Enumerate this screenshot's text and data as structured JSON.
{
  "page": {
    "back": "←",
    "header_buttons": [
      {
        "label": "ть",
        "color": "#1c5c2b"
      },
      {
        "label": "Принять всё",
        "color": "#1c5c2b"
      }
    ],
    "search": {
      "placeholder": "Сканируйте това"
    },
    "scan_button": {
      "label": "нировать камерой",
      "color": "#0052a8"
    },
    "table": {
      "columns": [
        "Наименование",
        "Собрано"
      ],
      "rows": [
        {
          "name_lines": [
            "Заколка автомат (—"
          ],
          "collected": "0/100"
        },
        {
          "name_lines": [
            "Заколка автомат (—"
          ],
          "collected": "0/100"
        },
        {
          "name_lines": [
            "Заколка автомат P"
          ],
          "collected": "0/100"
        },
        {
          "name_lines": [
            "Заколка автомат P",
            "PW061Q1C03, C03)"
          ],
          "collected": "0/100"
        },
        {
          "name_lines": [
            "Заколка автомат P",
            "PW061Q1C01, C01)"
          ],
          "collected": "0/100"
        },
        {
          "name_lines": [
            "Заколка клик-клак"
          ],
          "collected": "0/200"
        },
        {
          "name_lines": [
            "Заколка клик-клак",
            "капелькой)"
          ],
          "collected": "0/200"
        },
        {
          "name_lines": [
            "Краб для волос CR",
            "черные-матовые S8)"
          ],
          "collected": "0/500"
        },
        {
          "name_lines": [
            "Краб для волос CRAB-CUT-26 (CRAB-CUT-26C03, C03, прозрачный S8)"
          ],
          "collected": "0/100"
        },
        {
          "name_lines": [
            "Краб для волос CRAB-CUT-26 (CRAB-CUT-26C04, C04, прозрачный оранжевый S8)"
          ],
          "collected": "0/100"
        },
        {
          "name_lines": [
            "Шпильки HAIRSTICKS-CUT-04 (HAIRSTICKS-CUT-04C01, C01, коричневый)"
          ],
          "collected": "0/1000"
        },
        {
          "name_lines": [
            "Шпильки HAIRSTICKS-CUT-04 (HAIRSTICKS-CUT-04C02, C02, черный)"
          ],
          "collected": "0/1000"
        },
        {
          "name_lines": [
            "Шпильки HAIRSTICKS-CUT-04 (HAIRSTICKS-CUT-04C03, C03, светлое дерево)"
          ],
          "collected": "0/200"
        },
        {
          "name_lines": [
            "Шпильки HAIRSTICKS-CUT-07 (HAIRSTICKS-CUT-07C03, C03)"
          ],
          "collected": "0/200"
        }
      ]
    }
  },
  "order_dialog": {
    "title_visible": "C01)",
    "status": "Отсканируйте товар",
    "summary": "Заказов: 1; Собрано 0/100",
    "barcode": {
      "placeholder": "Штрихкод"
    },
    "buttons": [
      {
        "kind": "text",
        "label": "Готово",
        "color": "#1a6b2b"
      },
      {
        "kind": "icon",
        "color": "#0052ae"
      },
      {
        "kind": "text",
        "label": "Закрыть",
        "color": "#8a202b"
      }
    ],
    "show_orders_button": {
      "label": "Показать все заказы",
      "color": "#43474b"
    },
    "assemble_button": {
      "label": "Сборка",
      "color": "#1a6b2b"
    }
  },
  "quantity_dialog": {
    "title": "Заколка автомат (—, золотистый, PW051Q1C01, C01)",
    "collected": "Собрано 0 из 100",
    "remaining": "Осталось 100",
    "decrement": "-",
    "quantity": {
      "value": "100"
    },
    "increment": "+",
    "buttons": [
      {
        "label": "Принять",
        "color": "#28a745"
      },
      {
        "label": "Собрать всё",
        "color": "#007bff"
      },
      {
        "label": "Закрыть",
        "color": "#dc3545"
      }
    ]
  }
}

--

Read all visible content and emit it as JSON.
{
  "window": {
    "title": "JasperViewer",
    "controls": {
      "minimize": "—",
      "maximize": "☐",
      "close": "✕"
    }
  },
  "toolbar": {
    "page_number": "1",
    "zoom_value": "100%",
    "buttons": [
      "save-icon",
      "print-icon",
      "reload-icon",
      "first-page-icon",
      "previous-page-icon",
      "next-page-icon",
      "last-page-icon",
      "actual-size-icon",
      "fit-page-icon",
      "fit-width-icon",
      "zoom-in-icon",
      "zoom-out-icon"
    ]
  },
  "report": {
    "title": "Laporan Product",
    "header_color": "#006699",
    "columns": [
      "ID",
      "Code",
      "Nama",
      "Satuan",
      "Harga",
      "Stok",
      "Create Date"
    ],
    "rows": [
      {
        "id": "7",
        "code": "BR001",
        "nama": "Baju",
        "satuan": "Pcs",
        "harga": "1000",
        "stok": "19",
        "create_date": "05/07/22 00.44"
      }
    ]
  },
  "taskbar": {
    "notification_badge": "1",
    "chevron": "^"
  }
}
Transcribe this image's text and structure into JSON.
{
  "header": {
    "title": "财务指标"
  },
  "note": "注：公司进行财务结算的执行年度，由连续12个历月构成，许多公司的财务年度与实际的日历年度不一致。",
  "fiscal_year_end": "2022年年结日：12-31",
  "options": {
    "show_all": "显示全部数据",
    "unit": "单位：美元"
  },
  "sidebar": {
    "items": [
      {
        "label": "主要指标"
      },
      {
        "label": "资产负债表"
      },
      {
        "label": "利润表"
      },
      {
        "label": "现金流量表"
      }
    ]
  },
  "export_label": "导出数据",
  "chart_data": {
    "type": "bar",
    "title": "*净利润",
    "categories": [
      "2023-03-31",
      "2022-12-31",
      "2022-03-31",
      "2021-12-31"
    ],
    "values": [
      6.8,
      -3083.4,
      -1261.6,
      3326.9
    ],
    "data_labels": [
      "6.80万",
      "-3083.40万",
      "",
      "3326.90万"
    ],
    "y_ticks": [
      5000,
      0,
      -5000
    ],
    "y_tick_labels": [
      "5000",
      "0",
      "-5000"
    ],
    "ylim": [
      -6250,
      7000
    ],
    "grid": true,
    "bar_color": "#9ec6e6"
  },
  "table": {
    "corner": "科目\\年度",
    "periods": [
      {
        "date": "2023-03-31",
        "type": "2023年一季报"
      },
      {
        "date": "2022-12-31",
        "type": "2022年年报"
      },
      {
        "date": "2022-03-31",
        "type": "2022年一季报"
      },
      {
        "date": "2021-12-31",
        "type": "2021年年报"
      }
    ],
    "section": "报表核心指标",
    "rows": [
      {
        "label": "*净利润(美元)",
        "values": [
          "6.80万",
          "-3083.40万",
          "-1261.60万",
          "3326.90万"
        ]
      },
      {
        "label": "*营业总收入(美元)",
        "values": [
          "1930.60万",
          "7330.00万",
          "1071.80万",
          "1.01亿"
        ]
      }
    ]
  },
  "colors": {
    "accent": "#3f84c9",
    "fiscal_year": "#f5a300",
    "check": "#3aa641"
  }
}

**Problem details**
Look through the entries above; copy every line holding the string "Заколка".

**Task answer**
            "Заколка автомат (—"
            "Заколка автомат (—"
            "Заколка автомат P"
            "Заколка автомат P",
            "Заколка автомат P",
            "Заколка клик-клак"
            "Заколка клик-клак",
    "title": "Заколка автомат (—, золотистый, PW051Q1C01, C01)",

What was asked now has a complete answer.